Records from a dataset
· · · · ·
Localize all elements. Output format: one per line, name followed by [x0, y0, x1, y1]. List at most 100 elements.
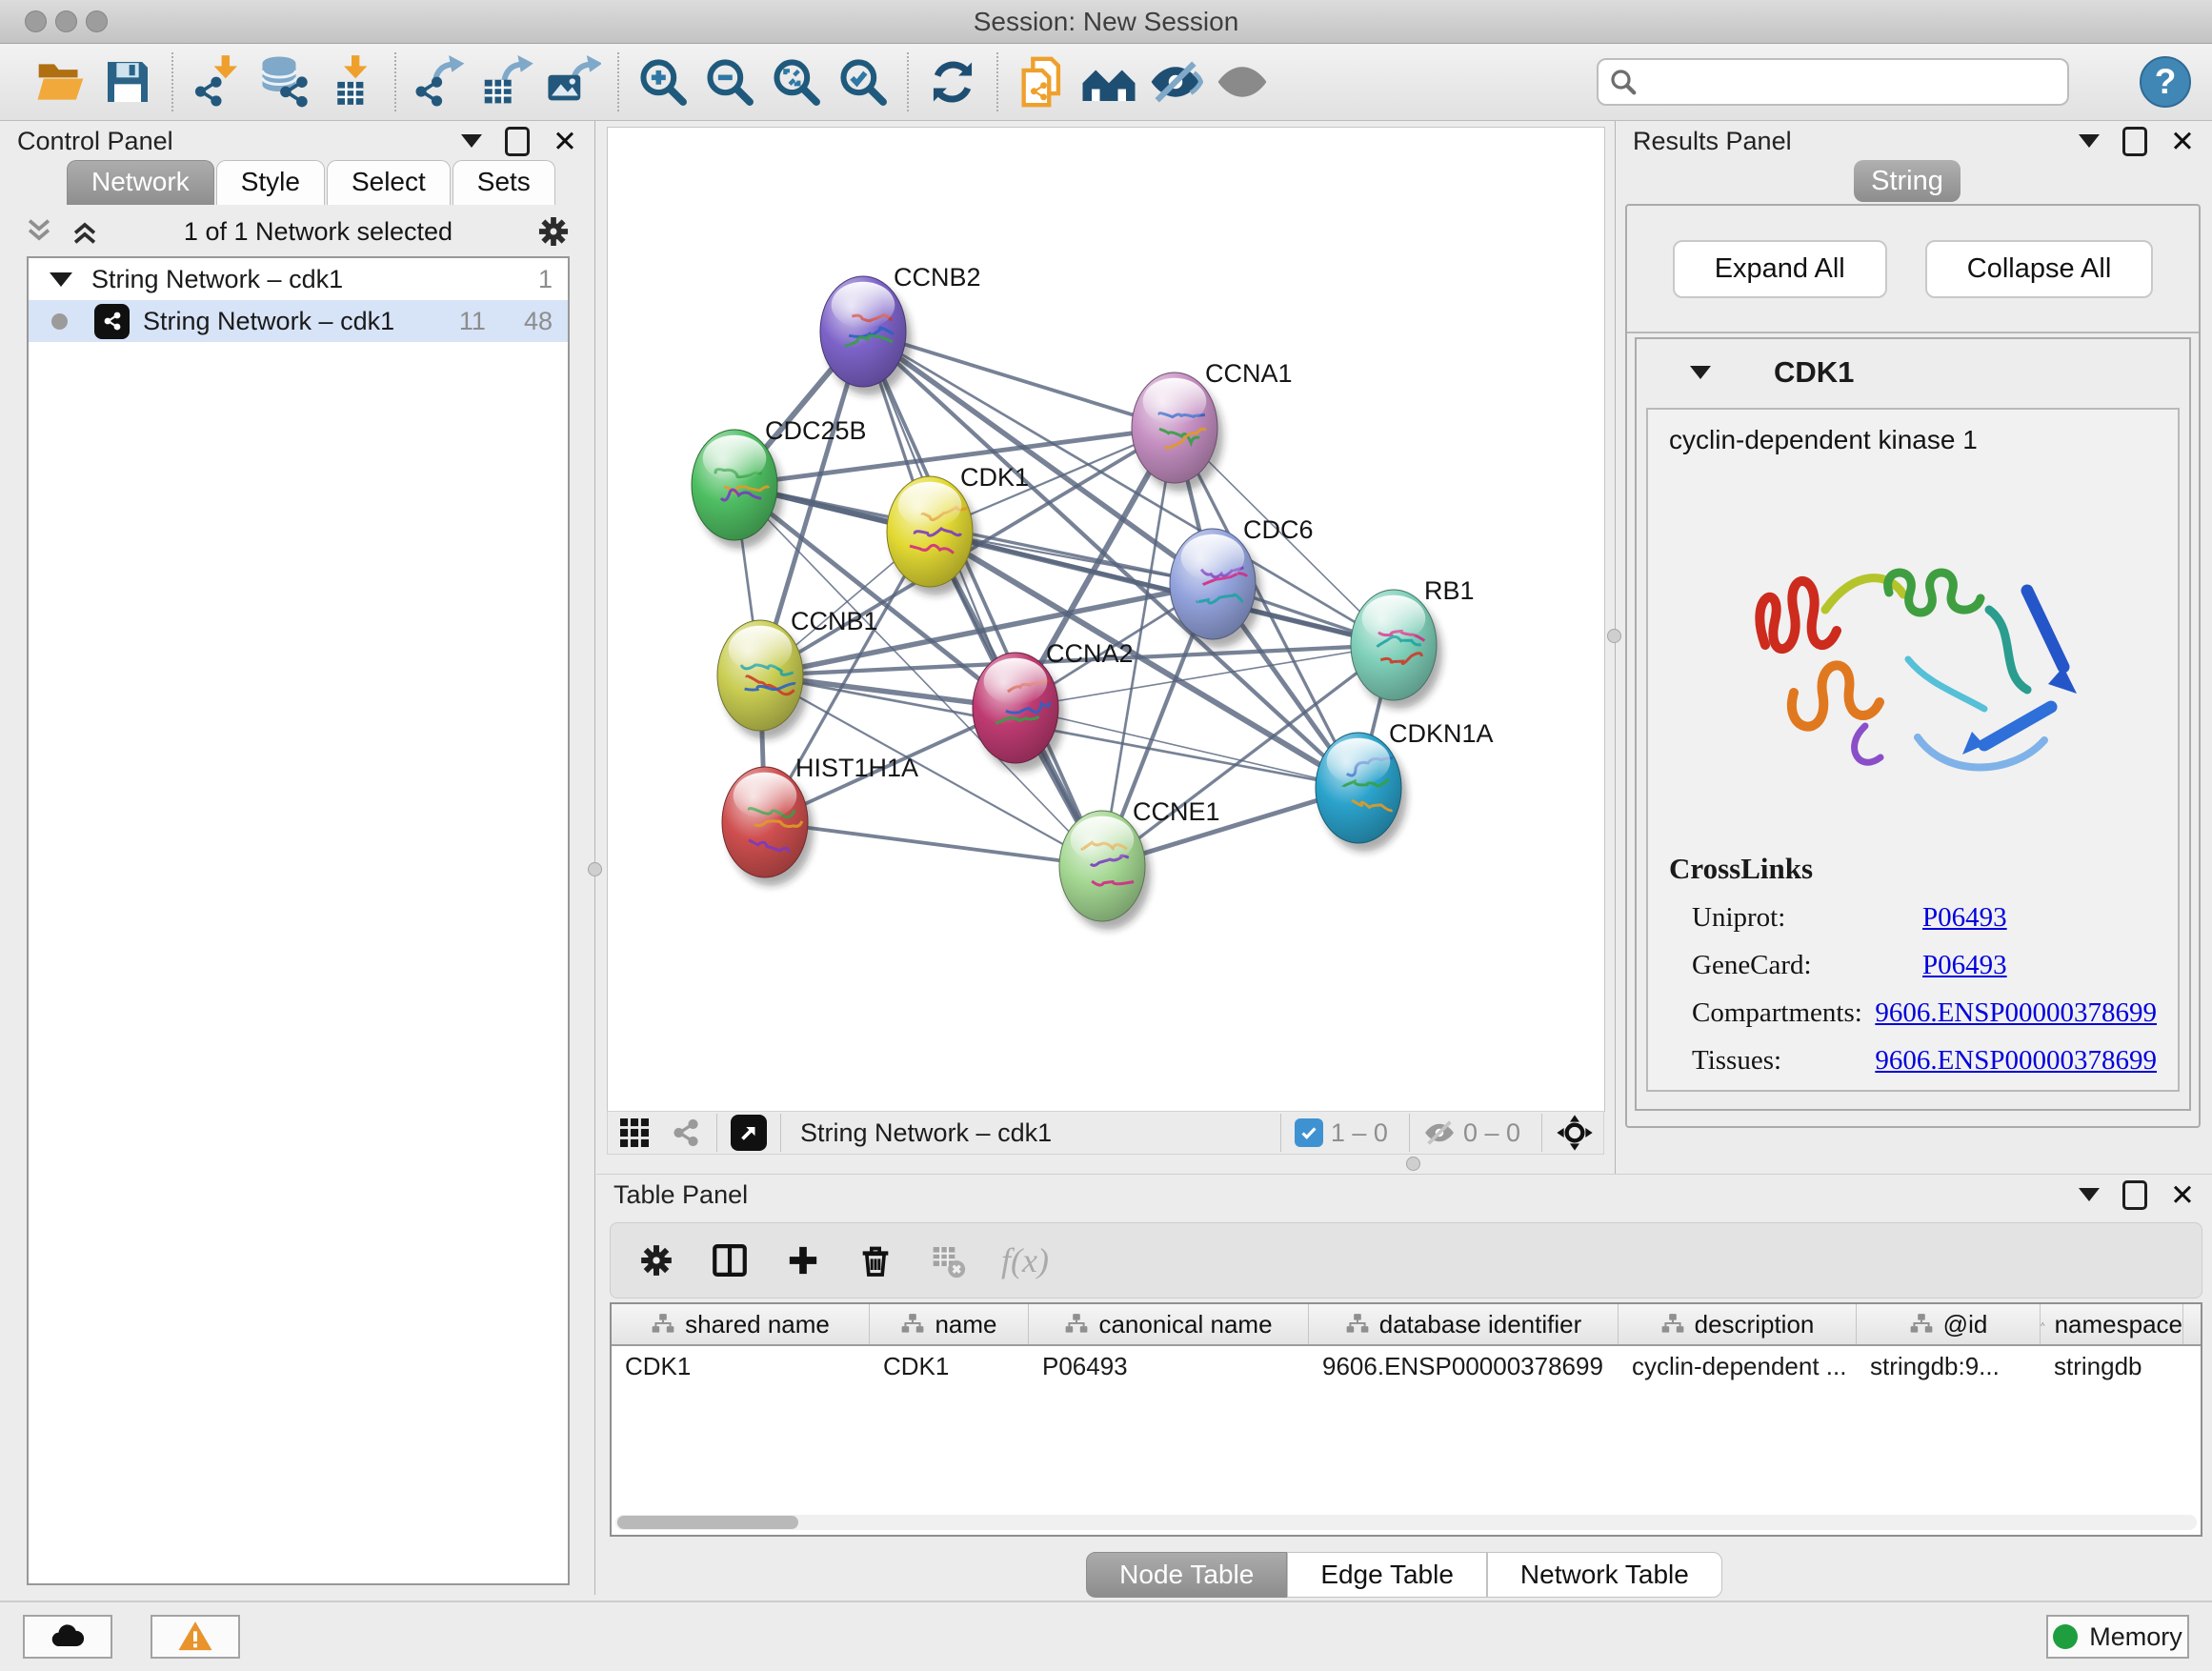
zoom-in-button[interactable]: [634, 52, 692, 111]
search-input[interactable]: [1597, 58, 2069, 106]
show-selection-button[interactable]: [1214, 52, 1271, 111]
network-selected-status: 1 of 1 Network selected: [101, 217, 535, 247]
export-image-button[interactable]: [545, 52, 602, 111]
network-node-RB1[interactable]: [1351, 590, 1437, 700]
save-session-button[interactable]: [99, 52, 156, 111]
add-column-button[interactable]: [784, 1241, 822, 1279]
right-splitter-handle[interactable]: [1607, 629, 1621, 643]
import-network-file-button[interactable]: [189, 52, 246, 111]
gear-icon[interactable]: [535, 213, 572, 250]
network-node-HIST1H1A[interactable]: [722, 767, 808, 877]
left-splitter-handle[interactable]: [588, 862, 602, 876]
delete-column-button[interactable]: [856, 1241, 895, 1279]
network-node-CCNB1[interactable]: [717, 620, 803, 731]
network-canvas[interactable]: CCNB2CCNA1CDC25BCDK1CDC6RB1CCNB1CCNA2CDK…: [607, 127, 1605, 1112]
uniprot-link[interactable]: P06493: [1922, 902, 2007, 934]
column-header-database-identifier[interactable]: database identifier: [1309, 1304, 1619, 1344]
show-grid-icon[interactable]: [617, 1116, 652, 1150]
help-icon: ?: [2155, 62, 2177, 102]
cloud-status-button[interactable]: [23, 1615, 112, 1659]
float-panel-icon[interactable]: [2122, 127, 2147, 156]
delete-table-button[interactable]: [929, 1241, 967, 1279]
genecard-link[interactable]: P06493: [1922, 950, 2007, 981]
table-settings-button[interactable]: [637, 1241, 675, 1279]
network-node-CDC6[interactable]: [1170, 529, 1256, 639]
section-caret-icon[interactable]: [1690, 366, 1711, 379]
warnings-button[interactable]: [151, 1615, 240, 1659]
tab-network-table[interactable]: Network Table: [1487, 1552, 1722, 1598]
copy-network-button[interactable]: [1014, 52, 1071, 111]
network-node-CDC25B[interactable]: [692, 430, 777, 540]
network-row[interactable]: String Network – cdk1 11 48: [29, 300, 568, 342]
zoom-fit-button[interactable]: [768, 52, 825, 111]
tab-style[interactable]: Style: [216, 160, 325, 205]
tab-select[interactable]: Select: [327, 160, 451, 205]
network-node-CCNA2[interactable]: [973, 653, 1058, 763]
column-header-canonical-name[interactable]: canonical name: [1029, 1304, 1309, 1344]
panel-menu-icon[interactable]: [2079, 1188, 2100, 1201]
help-button[interactable]: ?: [2140, 56, 2191, 108]
table-row[interactable]: CDK1 CDK1 P06493 9606.ENSP00000378699 cy…: [612, 1346, 2201, 1386]
detach-view-button[interactable]: [731, 1115, 767, 1151]
warning-icon: [176, 1618, 214, 1656]
compartments-link[interactable]: 9606.ENSP00000378699: [1875, 997, 2157, 1029]
column-header-description[interactable]: description: [1619, 1304, 1857, 1344]
save-floppy-icon: [101, 55, 154, 109]
float-panel-icon[interactable]: [2122, 1180, 2147, 1210]
float-panel-icon[interactable]: [505, 127, 530, 156]
panel-menu-icon[interactable]: [2079, 134, 2100, 148]
hide-selection-button[interactable]: [1147, 52, 1204, 111]
tissues-link[interactable]: 9606.ENSP00000378699: [1875, 1045, 2157, 1077]
column-header-shared-name[interactable]: shared name: [612, 1304, 870, 1344]
show-columns-button[interactable]: [710, 1240, 750, 1280]
memory-status-dot: [2053, 1624, 2078, 1649]
network-type-icon[interactable]: [669, 1116, 703, 1150]
column-type-icon: [900, 1312, 925, 1337]
network-node-CCNB2[interactable]: [820, 276, 906, 387]
horizontal-scrollbar[interactable]: [615, 1515, 2197, 1530]
column-header-id[interactable]: @id: [1857, 1304, 2041, 1344]
collapse-all-icon[interactable]: [23, 215, 55, 248]
tab-string[interactable]: String: [1854, 160, 1961, 202]
pan-crosshair-icon[interactable]: [1556, 1114, 1594, 1152]
export-network-button[interactable]: [412, 52, 469, 111]
close-panel-icon[interactable]: ✕: [553, 127, 577, 156]
column-header-name[interactable]: name: [870, 1304, 1029, 1344]
close-panel-icon[interactable]: ✕: [2170, 127, 2195, 156]
network-node-CDKN1A[interactable]: [1316, 733, 1401, 843]
zoom-selected-button[interactable]: [835, 52, 892, 111]
bottom-splitter-handle[interactable]: [1406, 1157, 1420, 1171]
collection-caret-icon[interactable]: [50, 272, 72, 287]
open-session-button[interactable]: [32, 52, 90, 111]
first-neighbors-button[interactable]: [1080, 52, 1137, 111]
scrollbar-thumb[interactable]: [617, 1516, 798, 1529]
tab-network[interactable]: Network: [67, 160, 214, 205]
collapse-all-button[interactable]: Collapse All: [1925, 240, 2154, 298]
network-node-CDK1[interactable]: [887, 476, 973, 587]
memory-button[interactable]: Memory: [2046, 1615, 2189, 1659]
tab-node-table[interactable]: Node Table: [1086, 1552, 1287, 1598]
expand-all-button[interactable]: Expand All: [1673, 240, 1887, 298]
results-panel: Results Panel ✕ String Expand All Collap…: [1615, 121, 2212, 1174]
apply-layout-button[interactable]: [924, 52, 981, 111]
selected-count-label: 1 – 0: [1331, 1118, 1388, 1148]
close-panel-icon[interactable]: ✕: [2170, 1180, 2195, 1210]
zoom-out-button[interactable]: [701, 52, 758, 111]
tab-sets[interactable]: Sets: [452, 160, 555, 205]
hidden-eye-slash-icon[interactable]: [1423, 1117, 1456, 1149]
column-header-namespace[interactable]: namespace: [2041, 1304, 2183, 1344]
network-collection-row[interactable]: String Network – cdk1 1: [29, 258, 568, 300]
results-panel-title: Results Panel: [1633, 127, 1792, 156]
network-node-CCNA1[interactable]: [1132, 372, 1217, 483]
panel-menu-icon[interactable]: [461, 134, 482, 148]
tab-edge-table[interactable]: Edge Table: [1287, 1552, 1487, 1598]
selected-count-checkbox[interactable]: [1295, 1118, 1323, 1147]
import-table-button[interactable]: [322, 52, 379, 111]
expand-all-icon[interactable]: [69, 215, 101, 248]
export-table-button[interactable]: [478, 52, 535, 111]
control-panel-tabs: Network Style Select Sets: [67, 161, 557, 205]
import-network-database-button[interactable]: [255, 52, 312, 111]
node-detail-section: CDK1 cyclin-dependent kinase 1: [1635, 337, 2191, 1111]
network-node-CCNE1[interactable]: [1059, 811, 1145, 921]
function-builder-button[interactable]: f(x): [1001, 1240, 1049, 1280]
· · · · ·
> _EXERCISE DESCRIPTION_
Can you output the entries above verbatim, from the line containing "zoom-in-button[interactable]: [634, 52, 692, 111]" up to and including the line containing "gear-icon[interactable]: [535, 213, 572, 250]"?

> _THE OUTPUT_
zoom-in-button[interactable]: [634, 52, 692, 111]
search-input[interactable]: [1597, 58, 2069, 106]
show-selection-button[interactable]: [1214, 52, 1271, 111]
network-selected-status: 1 of 1 Network selected: [101, 217, 535, 247]
export-image-button[interactable]: [545, 52, 602, 111]
network-node-RB1[interactable]: [1351, 590, 1437, 700]
save-session-button[interactable]: [99, 52, 156, 111]
add-column-button[interactable]: [784, 1241, 822, 1279]
right-splitter-handle[interactable]: [1607, 629, 1621, 643]
import-network-file-button[interactable]: [189, 52, 246, 111]
gear-icon[interactable]: [535, 213, 572, 250]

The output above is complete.